(Part of a data file)
§
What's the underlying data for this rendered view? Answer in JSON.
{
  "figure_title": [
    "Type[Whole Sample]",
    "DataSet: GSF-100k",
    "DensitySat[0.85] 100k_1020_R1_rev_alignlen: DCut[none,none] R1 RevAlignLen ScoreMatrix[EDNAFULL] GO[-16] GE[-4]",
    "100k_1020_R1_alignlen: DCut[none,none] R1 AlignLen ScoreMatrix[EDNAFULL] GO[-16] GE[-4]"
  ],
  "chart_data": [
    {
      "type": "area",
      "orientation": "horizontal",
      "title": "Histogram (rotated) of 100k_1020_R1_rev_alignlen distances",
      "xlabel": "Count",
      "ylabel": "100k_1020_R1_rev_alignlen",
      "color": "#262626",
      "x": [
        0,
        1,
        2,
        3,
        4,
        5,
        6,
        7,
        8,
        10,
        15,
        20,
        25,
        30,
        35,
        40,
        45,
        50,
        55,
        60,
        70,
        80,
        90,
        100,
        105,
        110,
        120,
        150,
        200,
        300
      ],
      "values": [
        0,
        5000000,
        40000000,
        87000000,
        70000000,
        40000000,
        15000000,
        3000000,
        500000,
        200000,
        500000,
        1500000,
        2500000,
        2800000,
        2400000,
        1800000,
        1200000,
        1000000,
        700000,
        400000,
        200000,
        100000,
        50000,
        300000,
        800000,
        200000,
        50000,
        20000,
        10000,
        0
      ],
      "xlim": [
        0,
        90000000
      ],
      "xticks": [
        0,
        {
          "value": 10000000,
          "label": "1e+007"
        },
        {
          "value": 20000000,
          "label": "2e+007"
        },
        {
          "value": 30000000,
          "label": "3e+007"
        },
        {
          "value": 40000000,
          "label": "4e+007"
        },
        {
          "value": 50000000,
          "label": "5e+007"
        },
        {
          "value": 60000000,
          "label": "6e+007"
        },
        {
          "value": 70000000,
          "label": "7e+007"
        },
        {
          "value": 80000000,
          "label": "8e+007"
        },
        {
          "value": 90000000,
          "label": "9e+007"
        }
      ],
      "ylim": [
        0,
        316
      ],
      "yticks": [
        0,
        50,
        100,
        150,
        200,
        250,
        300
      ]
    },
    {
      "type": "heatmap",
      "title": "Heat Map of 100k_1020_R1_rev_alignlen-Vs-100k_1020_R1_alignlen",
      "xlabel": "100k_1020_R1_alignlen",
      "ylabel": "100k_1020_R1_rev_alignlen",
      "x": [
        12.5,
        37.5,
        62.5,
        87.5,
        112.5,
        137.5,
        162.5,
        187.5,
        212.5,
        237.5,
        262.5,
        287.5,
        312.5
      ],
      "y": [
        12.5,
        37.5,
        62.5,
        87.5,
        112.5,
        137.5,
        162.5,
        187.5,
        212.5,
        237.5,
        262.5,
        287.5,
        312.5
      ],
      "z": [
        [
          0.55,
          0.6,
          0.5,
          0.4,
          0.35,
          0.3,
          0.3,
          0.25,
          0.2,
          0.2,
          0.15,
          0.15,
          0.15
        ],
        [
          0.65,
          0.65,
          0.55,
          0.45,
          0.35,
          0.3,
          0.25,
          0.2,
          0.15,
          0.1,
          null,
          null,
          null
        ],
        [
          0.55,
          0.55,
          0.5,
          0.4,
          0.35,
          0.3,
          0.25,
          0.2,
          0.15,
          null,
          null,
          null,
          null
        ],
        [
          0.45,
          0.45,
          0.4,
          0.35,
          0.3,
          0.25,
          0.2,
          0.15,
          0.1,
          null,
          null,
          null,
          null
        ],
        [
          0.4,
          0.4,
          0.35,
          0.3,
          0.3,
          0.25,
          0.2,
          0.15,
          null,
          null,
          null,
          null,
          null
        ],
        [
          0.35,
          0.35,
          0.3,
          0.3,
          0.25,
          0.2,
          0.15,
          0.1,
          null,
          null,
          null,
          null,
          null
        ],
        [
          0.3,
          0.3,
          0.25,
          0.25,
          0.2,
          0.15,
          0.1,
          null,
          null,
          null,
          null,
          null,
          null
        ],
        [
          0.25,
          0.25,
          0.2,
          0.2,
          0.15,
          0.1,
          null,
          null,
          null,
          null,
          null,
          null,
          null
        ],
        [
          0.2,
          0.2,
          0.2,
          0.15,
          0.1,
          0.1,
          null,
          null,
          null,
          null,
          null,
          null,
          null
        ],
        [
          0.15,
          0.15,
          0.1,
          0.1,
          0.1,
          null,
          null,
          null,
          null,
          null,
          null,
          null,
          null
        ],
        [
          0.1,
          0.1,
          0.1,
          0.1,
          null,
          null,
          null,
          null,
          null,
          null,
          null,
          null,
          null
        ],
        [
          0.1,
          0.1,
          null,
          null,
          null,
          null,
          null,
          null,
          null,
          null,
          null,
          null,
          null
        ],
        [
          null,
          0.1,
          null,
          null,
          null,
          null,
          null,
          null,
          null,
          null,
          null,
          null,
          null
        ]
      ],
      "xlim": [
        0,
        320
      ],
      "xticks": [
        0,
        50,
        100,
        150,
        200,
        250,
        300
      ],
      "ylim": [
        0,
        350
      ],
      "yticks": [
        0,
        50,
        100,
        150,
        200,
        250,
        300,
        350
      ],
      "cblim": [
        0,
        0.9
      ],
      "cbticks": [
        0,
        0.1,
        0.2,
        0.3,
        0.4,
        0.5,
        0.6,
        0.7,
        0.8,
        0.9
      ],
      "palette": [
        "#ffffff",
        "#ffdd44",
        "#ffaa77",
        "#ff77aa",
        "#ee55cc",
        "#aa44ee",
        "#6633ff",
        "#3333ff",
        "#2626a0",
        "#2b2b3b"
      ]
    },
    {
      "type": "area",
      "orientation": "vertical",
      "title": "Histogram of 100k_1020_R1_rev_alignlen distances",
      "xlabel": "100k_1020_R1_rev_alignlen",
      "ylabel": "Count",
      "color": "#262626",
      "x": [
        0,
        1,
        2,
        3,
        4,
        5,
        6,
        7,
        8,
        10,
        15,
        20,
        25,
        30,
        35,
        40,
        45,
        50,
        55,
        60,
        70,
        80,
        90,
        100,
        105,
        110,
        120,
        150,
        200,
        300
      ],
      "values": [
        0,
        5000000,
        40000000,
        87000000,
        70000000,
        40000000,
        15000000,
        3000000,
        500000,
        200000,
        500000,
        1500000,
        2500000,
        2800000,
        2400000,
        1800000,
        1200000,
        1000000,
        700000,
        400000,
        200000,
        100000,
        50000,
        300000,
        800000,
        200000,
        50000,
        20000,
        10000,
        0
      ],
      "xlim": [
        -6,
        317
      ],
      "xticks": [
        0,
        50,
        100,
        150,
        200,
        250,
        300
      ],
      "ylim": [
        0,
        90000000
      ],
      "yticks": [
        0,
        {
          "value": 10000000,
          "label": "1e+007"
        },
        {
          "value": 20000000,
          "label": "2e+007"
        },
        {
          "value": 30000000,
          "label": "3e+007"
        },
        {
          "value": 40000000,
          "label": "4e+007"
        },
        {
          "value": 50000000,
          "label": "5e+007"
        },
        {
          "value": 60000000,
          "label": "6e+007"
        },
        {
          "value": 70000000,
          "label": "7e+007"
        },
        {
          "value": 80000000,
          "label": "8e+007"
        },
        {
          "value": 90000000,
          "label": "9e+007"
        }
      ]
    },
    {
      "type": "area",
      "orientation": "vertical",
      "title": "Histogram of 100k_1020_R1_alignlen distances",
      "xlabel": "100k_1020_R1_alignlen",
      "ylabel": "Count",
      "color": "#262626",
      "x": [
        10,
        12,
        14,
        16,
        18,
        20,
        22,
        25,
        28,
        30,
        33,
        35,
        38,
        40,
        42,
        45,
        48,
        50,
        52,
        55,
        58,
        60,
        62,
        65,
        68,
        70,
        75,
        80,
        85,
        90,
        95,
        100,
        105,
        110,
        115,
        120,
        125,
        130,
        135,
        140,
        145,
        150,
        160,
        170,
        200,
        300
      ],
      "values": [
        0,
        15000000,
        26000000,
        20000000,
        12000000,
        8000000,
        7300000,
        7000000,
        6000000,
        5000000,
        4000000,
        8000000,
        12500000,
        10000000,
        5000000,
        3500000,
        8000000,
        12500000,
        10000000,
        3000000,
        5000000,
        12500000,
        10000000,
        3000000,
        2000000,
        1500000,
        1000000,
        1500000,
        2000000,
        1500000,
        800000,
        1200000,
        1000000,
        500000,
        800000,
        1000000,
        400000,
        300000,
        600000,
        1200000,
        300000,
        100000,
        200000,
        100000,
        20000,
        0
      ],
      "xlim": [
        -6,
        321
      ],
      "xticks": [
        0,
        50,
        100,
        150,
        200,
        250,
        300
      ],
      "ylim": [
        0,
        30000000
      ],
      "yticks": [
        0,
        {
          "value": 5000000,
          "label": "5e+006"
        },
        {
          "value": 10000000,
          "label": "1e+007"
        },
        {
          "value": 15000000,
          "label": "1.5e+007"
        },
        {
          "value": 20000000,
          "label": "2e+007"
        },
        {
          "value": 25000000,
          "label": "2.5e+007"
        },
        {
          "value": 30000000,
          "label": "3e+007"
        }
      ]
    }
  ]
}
§
## Directions
Collect each line of the entries that has the word "ScoreMatrix", copying it in full.

## Problem solution
    "DensitySat[0.85] 100k_1020_R1_rev_alignlen: DCut[none,none] R1 RevAlignLen ScoreMatrix[EDNAFULL] GO[-16] GE[-4]",
    "100k_1020_R1_alignlen: DCut[none,none] R1 AlignLen ScoreMatrix[EDNAFULL] GO[-16] GE[-4]"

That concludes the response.